• **MATERIAL TO PROCESS**
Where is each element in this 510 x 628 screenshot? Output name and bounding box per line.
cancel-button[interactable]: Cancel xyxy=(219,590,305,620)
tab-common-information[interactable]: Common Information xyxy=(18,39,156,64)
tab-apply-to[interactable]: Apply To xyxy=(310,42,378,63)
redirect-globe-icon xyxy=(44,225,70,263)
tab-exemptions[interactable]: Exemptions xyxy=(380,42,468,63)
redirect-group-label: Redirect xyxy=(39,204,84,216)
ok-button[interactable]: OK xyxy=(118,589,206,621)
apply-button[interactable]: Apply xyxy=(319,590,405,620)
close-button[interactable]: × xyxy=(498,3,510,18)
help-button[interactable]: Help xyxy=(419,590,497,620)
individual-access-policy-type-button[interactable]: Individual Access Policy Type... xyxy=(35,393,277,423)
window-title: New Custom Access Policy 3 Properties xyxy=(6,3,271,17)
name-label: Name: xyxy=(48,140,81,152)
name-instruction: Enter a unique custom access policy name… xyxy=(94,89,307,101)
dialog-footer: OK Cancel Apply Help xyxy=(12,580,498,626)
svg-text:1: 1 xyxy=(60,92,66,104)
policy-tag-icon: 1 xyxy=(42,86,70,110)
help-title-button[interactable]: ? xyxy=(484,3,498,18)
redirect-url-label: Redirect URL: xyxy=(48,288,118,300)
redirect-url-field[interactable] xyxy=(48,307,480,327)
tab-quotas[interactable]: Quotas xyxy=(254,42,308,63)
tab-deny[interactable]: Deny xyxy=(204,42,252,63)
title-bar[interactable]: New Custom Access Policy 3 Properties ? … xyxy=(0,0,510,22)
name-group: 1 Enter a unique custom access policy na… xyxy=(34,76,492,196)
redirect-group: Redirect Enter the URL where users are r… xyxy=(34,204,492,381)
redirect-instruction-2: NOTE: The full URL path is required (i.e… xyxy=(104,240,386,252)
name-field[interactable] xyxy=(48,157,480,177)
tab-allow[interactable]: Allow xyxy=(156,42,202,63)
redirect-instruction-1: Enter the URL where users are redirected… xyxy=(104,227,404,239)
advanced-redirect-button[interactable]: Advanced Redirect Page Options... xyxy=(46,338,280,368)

• **TASK**
Output, unchanged, the lines of the listing from the start through the line containing "name-label: Name: xyxy=(48,140,81,152)", including both ends.

• **TASK RESULT**
Where is each element in this 510 x 628 screenshot? Output name and bounding box per line.
cancel-button[interactable]: Cancel xyxy=(219,590,305,620)
tab-common-information[interactable]: Common Information xyxy=(18,39,156,64)
tab-apply-to[interactable]: Apply To xyxy=(310,42,378,63)
redirect-globe-icon xyxy=(44,225,70,263)
tab-exemptions[interactable]: Exemptions xyxy=(380,42,468,63)
redirect-group-label: Redirect xyxy=(39,204,84,216)
ok-button[interactable]: OK xyxy=(118,589,206,621)
apply-button[interactable]: Apply xyxy=(319,590,405,620)
close-button[interactable]: × xyxy=(498,3,510,18)
help-button[interactable]: Help xyxy=(419,590,497,620)
individual-access-policy-type-button[interactable]: Individual Access Policy Type... xyxy=(35,393,277,423)
window-title: New Custom Access Policy 3 Properties xyxy=(6,3,271,17)
name-label: Name: xyxy=(48,140,81,152)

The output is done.